» **RECORDS SUPPLIED**
******

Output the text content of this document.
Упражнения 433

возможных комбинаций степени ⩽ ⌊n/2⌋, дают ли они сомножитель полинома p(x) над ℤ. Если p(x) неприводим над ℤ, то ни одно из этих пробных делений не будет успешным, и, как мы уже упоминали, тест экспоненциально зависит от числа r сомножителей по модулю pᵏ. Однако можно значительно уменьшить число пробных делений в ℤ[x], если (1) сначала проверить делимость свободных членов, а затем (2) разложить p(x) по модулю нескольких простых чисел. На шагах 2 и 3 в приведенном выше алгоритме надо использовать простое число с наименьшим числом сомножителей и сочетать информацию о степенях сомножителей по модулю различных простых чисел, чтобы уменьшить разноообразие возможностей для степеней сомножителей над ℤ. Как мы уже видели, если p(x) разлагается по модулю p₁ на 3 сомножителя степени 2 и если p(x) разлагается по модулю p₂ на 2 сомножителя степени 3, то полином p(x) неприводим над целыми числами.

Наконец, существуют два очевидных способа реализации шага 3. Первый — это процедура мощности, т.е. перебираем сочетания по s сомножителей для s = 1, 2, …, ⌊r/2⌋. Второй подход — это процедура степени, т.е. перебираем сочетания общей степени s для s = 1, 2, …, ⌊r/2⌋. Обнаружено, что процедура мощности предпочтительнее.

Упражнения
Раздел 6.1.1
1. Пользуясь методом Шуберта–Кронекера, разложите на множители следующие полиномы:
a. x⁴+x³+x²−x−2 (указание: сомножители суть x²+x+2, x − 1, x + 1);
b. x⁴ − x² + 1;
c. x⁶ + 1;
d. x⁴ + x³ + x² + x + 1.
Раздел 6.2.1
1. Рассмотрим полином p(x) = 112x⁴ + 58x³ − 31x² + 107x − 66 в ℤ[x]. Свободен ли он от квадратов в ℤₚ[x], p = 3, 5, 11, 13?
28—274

******

» **STATED GOAL**
Show every line where the string "степени" appears.

» **SOLUTION BELOW**
возможных комбинаций степени ⩽ ⌊n/2⌋, дают ли они сомножитель полинома p(x) над ℤ. Если p(x) неприводим над ℤ, то ни одно из этих пробных делений не будет успешным, и, как мы уже упоминали, тест экспоненциально зависит от числа r сомножителей по модулю pᵏ. Однако можно значительно уменьшить число пробных делений в ℤ[x], если (1) сначала проверить делимость свободных членов, а затем (2) разложить p(x) по модулю нескольких простых чисел. На шагах 2 и 3 в приведенном выше алгоритме надо использовать простое число с наименьшим числом сомножителей и сочетать информацию о степенях сомножителей по модулю различных простых чисел, чтобы уменьшить разноообразие возможностей для степеней сомножителей над ℤ. Как мы уже видели, если p(x) разлагается по модулю p₁ на 3 сомножителя степени 2 и если p(x) разлагается по модулю p₂ на 2 сомножителя степени 3, то полином p(x) неприводим над целыми числами.
Наконец, существуют два очевидных способа реализации шага 3. Первый — это процедура мощности, т.е. перебираем сочетания по s сомножителей для s = 1, 2, …, ⌊r/2⌋. Второй подход — это процедура степени, т.е. перебираем сочетания общей степени s для s = 1, 2, …, ⌊r/2⌋. Обнаружено, что процедура мощности предпочтительнее.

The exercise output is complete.